Data entries:
------------------------

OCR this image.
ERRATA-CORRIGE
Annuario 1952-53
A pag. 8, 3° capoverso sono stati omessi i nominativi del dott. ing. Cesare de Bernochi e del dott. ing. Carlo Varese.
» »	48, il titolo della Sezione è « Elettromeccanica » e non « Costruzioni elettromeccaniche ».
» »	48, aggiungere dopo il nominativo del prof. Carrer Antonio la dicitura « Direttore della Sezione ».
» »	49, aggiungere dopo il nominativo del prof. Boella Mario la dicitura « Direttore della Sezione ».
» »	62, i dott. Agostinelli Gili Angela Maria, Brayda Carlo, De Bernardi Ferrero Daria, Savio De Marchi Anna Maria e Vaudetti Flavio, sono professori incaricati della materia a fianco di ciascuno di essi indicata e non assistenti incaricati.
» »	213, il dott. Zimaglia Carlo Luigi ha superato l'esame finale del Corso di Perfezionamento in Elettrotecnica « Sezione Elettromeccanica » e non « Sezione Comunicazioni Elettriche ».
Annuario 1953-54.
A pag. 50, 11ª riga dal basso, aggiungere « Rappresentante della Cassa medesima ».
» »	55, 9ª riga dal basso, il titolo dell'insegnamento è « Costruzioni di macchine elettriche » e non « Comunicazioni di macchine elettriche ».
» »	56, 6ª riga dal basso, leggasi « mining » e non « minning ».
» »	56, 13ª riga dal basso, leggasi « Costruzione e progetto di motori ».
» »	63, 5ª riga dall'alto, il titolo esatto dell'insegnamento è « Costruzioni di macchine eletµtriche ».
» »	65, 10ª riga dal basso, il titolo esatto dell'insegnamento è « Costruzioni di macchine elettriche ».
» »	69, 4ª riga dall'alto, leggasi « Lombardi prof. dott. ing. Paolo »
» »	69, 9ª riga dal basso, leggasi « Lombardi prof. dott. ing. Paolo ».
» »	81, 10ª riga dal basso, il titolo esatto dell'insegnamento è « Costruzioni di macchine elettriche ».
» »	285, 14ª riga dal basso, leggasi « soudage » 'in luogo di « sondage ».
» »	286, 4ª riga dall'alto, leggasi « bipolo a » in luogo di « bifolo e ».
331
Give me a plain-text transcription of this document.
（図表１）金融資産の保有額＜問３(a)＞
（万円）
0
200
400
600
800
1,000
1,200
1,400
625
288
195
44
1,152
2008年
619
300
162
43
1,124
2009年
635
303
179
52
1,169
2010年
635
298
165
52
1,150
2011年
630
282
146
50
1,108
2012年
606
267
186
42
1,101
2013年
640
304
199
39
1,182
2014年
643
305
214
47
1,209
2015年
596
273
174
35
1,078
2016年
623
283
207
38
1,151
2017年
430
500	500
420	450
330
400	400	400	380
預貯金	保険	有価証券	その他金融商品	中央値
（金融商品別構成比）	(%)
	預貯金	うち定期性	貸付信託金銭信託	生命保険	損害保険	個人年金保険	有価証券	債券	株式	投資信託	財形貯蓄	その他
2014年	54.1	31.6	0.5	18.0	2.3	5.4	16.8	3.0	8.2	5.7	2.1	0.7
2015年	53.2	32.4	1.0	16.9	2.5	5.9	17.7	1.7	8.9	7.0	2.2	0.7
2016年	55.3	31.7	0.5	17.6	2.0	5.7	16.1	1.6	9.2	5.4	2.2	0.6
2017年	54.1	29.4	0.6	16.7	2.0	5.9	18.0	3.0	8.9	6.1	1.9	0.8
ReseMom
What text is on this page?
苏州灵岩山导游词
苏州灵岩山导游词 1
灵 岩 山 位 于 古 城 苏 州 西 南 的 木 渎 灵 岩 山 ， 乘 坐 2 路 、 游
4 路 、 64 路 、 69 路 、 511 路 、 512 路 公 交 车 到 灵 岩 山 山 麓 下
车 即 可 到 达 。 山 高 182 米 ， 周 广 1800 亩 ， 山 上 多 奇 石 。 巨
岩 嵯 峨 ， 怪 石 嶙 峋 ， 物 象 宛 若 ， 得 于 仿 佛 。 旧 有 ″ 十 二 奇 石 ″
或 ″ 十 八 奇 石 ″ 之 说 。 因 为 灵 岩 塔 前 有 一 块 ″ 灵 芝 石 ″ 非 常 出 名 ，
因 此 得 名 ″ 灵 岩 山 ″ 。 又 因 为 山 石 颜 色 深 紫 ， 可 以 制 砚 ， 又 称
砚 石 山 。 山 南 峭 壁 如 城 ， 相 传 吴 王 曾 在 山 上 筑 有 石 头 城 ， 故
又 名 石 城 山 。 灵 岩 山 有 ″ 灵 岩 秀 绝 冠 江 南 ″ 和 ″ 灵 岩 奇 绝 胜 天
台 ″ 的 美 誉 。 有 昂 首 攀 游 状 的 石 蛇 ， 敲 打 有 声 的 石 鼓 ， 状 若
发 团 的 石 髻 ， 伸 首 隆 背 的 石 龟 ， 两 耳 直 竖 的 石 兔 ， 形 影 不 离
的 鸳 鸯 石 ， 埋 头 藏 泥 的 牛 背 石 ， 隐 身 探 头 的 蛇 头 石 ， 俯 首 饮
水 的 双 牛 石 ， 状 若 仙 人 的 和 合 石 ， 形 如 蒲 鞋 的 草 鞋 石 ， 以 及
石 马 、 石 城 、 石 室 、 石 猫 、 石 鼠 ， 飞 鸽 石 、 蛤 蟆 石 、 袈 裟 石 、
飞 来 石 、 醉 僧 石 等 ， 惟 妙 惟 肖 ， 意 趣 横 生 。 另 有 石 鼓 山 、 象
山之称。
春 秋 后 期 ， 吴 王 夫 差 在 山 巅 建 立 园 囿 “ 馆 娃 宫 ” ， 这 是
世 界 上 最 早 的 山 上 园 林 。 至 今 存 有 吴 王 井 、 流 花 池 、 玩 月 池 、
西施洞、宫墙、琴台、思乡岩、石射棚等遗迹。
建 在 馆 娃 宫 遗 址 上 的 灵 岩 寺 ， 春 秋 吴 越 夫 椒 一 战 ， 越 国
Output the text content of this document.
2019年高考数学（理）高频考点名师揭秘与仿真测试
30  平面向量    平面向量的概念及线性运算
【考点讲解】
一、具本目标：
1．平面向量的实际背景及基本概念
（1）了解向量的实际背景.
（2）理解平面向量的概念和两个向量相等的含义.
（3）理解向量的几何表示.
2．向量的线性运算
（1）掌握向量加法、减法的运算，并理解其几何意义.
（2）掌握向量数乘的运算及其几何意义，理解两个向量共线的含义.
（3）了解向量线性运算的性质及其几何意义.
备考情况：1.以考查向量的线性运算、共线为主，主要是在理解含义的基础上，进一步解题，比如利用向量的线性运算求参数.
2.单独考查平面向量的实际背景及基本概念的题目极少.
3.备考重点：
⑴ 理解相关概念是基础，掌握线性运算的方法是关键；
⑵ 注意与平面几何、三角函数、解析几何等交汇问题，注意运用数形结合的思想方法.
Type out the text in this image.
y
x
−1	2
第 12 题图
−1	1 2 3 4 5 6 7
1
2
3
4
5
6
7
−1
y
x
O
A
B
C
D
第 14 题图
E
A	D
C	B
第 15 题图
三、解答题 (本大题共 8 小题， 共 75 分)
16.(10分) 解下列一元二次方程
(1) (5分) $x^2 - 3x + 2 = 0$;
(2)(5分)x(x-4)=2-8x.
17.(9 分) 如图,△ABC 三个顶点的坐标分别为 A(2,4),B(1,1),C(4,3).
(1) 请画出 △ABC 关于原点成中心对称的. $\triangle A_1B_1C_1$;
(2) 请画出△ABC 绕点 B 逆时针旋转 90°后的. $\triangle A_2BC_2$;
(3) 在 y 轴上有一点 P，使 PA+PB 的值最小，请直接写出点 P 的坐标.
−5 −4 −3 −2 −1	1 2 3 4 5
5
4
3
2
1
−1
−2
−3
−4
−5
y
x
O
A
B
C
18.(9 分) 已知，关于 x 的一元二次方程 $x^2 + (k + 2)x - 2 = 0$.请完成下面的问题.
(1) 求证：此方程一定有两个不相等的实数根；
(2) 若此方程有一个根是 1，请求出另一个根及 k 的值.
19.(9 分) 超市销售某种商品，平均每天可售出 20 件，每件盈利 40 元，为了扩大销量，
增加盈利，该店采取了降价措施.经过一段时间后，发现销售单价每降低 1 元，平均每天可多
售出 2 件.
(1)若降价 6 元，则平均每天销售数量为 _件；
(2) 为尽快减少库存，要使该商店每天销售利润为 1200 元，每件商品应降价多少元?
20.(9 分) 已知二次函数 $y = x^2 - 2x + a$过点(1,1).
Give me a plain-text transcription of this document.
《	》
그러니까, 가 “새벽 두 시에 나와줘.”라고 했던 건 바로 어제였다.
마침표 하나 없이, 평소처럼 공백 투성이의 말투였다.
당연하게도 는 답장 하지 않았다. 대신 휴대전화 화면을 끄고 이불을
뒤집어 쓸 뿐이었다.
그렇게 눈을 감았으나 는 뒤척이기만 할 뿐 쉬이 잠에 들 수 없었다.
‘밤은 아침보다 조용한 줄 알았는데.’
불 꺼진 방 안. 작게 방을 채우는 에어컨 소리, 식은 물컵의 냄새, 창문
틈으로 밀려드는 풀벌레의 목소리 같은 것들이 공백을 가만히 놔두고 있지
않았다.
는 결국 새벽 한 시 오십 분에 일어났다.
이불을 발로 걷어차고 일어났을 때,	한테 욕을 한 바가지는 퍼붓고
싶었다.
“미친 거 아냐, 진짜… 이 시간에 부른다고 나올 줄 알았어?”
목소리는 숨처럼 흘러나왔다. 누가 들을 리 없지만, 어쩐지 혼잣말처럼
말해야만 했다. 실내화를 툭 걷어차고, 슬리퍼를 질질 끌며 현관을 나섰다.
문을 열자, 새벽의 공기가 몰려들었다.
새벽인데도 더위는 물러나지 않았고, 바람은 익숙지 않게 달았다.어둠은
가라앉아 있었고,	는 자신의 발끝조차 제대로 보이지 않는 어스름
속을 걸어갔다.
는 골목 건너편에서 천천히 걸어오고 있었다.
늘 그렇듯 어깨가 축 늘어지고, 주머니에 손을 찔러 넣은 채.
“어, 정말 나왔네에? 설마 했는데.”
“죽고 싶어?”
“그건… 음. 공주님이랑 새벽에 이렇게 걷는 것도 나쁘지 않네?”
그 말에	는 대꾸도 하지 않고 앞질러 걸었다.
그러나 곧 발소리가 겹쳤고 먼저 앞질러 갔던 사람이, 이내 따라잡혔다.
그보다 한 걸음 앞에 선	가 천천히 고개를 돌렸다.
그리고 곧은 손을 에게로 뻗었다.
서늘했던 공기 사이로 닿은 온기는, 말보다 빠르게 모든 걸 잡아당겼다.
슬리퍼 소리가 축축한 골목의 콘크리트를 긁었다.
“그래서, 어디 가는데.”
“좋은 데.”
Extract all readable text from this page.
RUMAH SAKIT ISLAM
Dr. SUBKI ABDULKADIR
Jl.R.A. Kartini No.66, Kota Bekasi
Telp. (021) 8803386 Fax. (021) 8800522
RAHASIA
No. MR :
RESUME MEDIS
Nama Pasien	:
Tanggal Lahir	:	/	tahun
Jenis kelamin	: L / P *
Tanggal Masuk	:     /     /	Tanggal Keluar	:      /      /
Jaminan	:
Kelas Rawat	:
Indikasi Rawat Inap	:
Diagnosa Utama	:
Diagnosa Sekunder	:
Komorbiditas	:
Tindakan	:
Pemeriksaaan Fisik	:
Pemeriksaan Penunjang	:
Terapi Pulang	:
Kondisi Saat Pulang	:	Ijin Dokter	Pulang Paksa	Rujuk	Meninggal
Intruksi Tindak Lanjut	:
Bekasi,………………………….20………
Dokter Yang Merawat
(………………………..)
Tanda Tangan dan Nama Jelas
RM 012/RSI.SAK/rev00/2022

------------------------

▶ _Exercise description_
Looking at the listing above, how many of its lines contain the string "aggiungere"? Give the number alone.

▶ _Output below_
3